Aim: Pull out every line with the word "averages" from the entries below.

Material:

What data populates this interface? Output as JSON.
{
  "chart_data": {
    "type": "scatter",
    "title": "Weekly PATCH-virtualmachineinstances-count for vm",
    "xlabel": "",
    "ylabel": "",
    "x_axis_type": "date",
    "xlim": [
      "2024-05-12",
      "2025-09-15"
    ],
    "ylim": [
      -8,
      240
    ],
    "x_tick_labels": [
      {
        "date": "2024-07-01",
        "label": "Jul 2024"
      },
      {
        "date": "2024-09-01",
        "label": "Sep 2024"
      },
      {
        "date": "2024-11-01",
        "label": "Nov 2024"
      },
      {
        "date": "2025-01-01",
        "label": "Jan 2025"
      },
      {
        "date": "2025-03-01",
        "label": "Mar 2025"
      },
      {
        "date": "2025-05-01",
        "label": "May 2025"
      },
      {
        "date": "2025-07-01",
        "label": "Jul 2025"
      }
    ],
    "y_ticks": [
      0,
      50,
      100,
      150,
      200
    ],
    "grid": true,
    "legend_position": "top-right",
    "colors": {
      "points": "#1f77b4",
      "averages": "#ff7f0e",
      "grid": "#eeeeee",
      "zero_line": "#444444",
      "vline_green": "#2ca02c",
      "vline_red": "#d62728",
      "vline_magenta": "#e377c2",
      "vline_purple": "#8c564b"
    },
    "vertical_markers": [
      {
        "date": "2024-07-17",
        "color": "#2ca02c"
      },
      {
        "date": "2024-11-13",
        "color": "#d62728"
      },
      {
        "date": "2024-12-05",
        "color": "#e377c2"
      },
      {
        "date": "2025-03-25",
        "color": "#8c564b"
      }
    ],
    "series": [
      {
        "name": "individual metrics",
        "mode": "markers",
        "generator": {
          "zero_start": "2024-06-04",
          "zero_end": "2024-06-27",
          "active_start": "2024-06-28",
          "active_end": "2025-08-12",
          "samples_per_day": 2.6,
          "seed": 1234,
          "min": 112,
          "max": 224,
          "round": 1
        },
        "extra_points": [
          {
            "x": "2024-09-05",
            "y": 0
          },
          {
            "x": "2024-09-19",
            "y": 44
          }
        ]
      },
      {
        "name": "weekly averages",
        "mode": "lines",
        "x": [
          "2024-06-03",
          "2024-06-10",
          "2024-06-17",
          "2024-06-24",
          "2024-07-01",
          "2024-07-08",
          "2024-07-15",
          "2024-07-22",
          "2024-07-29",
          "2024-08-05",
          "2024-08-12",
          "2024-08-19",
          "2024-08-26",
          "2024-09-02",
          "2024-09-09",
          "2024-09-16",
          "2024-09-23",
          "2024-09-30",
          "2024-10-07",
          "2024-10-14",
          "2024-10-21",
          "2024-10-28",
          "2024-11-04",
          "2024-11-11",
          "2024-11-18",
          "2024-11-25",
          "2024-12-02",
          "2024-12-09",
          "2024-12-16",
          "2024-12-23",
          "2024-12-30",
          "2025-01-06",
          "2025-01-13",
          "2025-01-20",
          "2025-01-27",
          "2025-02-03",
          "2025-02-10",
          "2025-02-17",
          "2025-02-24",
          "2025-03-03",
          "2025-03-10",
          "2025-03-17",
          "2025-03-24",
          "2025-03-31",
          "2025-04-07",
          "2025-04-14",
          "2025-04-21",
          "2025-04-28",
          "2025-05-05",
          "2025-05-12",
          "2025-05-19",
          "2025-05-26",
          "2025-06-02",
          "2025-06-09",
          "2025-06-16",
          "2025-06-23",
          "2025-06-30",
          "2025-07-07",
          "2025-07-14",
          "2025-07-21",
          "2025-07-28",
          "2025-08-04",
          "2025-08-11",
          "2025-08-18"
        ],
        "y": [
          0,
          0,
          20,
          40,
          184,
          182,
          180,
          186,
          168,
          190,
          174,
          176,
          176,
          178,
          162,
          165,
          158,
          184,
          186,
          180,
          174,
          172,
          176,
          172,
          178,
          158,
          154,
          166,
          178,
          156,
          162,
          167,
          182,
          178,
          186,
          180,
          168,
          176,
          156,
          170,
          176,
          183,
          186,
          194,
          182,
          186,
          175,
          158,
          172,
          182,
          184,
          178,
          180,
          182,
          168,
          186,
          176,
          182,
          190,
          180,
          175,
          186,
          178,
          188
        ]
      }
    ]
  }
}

Exercise result:
      "averages": "#ff7f0e",
        "name": "weekly averages",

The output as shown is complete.